Dataset listings of figures
## Begin

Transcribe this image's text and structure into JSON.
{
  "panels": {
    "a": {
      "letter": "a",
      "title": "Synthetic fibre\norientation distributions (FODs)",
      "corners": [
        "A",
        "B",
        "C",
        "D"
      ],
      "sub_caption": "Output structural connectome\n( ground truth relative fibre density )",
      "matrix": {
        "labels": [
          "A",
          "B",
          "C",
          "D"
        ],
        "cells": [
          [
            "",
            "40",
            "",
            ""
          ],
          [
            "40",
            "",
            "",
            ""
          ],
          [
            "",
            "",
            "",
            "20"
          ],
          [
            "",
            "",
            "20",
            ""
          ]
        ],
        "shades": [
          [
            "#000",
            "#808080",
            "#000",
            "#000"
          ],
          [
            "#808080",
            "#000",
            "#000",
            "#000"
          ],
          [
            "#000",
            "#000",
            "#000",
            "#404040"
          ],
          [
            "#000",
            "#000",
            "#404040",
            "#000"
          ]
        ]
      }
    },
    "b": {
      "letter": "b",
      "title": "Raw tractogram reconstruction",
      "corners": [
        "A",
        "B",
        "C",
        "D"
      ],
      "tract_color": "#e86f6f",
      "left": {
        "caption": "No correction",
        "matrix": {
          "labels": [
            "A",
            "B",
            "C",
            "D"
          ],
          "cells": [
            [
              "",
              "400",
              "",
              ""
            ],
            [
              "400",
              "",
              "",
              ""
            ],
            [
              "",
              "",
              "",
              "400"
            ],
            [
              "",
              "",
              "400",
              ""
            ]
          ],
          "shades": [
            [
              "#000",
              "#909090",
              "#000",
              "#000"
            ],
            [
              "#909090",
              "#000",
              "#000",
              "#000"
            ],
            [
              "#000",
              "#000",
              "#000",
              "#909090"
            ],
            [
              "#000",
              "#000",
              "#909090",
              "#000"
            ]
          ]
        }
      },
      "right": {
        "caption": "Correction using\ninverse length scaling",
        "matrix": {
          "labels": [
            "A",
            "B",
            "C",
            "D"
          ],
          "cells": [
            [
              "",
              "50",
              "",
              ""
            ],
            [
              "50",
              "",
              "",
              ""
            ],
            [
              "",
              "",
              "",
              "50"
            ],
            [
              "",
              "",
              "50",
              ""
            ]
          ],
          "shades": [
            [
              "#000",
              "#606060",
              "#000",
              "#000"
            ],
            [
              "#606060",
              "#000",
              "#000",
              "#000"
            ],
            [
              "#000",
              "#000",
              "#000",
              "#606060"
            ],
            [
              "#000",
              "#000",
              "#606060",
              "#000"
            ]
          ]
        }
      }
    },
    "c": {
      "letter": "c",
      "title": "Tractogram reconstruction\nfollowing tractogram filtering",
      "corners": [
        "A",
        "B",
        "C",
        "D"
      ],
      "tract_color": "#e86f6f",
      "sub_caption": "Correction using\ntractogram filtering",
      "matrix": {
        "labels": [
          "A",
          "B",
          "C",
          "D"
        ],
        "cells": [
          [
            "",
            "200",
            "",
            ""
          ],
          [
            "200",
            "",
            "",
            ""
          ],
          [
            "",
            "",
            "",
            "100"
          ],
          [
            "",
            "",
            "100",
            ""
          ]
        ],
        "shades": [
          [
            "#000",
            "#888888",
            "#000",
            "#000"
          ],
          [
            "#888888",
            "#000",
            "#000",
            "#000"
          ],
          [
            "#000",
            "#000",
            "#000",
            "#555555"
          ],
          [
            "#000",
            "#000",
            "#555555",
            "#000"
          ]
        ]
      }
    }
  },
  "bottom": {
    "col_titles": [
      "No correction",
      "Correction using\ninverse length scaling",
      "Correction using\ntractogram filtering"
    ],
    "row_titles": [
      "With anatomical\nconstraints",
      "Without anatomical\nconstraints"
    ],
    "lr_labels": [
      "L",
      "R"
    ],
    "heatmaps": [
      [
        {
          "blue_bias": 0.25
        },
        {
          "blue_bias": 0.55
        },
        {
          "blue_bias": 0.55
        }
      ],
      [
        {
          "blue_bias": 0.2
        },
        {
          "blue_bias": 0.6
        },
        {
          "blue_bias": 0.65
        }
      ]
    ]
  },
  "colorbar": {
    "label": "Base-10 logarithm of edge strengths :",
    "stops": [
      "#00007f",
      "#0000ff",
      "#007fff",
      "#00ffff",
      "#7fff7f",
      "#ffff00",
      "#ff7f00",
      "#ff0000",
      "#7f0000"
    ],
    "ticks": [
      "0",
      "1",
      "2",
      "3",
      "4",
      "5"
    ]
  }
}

## End

What is being asked: Transcribe every entry verbatim.

Written answer:
Transcribe this image's text and structure into JSON.
{
  "panels": {
    "a": {
      "letter": "a",
      "title": "Synthetic fibre\norientation distributions (FODs)",
      "corners": [
        "A",
        "B",
        "C",
        "D"
      ],
      "sub_caption": "Output structural connectome\n( ground truth relative fibre density )",
      "matrix": {
        "labels": [
          "A",
          "B",
          "C",
          "D"
        ],
        "cells": [
          [
            "",
            "40",
            "",
            ""
          ],
          [
            "40",
            "",
            "",
            ""
          ],
          [
            "",
            "",
            "",
            "20"
          ],
          [
            "",
            "",
            "20",
            ""
          ]
        ],
        "shades": [
          [
            "#000",
            "#808080",
            "#000",
            "#000"
          ],
          [
            "#808080",
            "#000",
            "#000",
            "#000"
          ],
          [
            "#000",
            "#000",
            "#000",
            "#404040"
          ],
          [
            "#000",
            "#000",
            "#404040",
            "#000"
          ]
        ]
      }
    },
    "b": {
      "letter": "b",
      "title": "Raw tractogram reconstruction",
      "corners": [
        "A",
        "B",
        "C",
        "D"
      ],
      "tract_color": "#e86f6f",
      "left": {
        "caption": "No correction",
        "matrix": {
          "labels": [
            "A",
            "B",
            "C",
            "D"
          ],
          "cells": [
            [
              "",
              "400",
              "",
              ""
            ],
            [
              "400",
              "",
              "",
              ""
            ],
            [
              "",
              "",
              "",
              "400"
            ],
            [
              "",
              "",
              "400",
              ""
            ]
          ],
          "shades": [
            [
              "#000",
              "#909090",
              "#000",
              "#000"
            ],
            [
              "#909090",
              "#000",
              "#000",
              "#000"
            ],
            [
              "#000",
              "#000",
              "#000",
              "#909090"
            ],
            [
              "#000",
              "#000",
              "#909090",
              "#000"
            ]
          ]
        }
      },
      "right": {
        "caption": "Correction using\ninverse length scaling",
        "matrix": {
          "labels": [
            "A",
            "B",
            "C",
            "D"
          ],
          "cells": [
            [
              "",
              "50",
              "",
              ""
            ],
            [
              "50",
              "",
              "",
              ""
            ],
            [
              "",
              "",
              "",
              "50"
            ],
            [
              "",
              "",
              "50",
              ""
            ]
          ],
          "shades": [
            [
              "#000",
              "#606060",
              "#000",
              "#000"
            ],
            [
              "#606060",
              "#000",
              "#000",
              "#000"
            ],
            [
              "#000",
              "#000",
              "#000",
              "#606060"
            ],
            [
              "#000",
              "#000",
              "#606060",
              "#000"
            ]
          ]
        }
      }
    },
    "c": {
      "letter": "c",
      "title": "Tractogram reconstruction\nfollowing tractogram filtering",
      "corners": [
        "A",
        "B",
        "C",
        "D"
      ],
      "tract_color": "#e86f6f",
      "sub_caption": "Correction using\ntractogram filtering",
      "matrix": {
        "labels": [
          "A",
          "B",
          "C",
          "D"
        ],
        "cells": [
          [
            "",
            "200",
            "",
            ""
          ],
          [
            "200",
            "",
            "",
            ""
          ],
          [
            "",
            "",
            "",
            "100"
          ],
          [
            "",
            "",
            "100",
            ""
          ]
        ],
        "shades": [
          [
            "#000",
            "#888888",
            "#000",
            "#000"
          ],
          [
            "#888888",
            "#000",
            "#000",
            "#000"
          ],
          [
            "#000",
            "#000",
            "#000",
            "#555555"
          ],
          [
            "#000",
            "#000",
            "#555555",
            "#000"
          ]
        ]
      }
    }
  },
  "bottom": {
    "col_titles": [
      "No correction",
      "Correction using\ninverse length scaling",
      "Correction using\ntractogram filtering"
    ],
    "row_titles": [
      "With anatomical\nconstraints",
      "Without anatomical\nconstraints"
    ],
    "lr_labels": [
      "L",
      "R"
    ],
    "heatmaps": [
      [
        {
          "blue_bias": 0.25
        },
        {
          "blue_bias": 0.55
        },
        {
          "blue_bias": 0.55
        }
      ],
      [
        {
          "blue_bias": 0.2
        },
        {
          "blue_bias": 0.6
        },
        {
          "blue_bias": 0.65
        }
      ]
    ]
  },
  "colorbar": {
    "label": "Base-10 logarithm of edge strengths :",
    "stops": [
      "#00007f",
      "#0000ff",
      "#007fff",
      "#00ffff",
      "#7fff7f",
      "#ffff00",
      "#ff7f00",
      "#ff0000",
      "#7f0000"
    ],
    "ticks": [
      "0",
      "1",
      "2",
      "3",
      "4",
      "5"
    ]
  }
}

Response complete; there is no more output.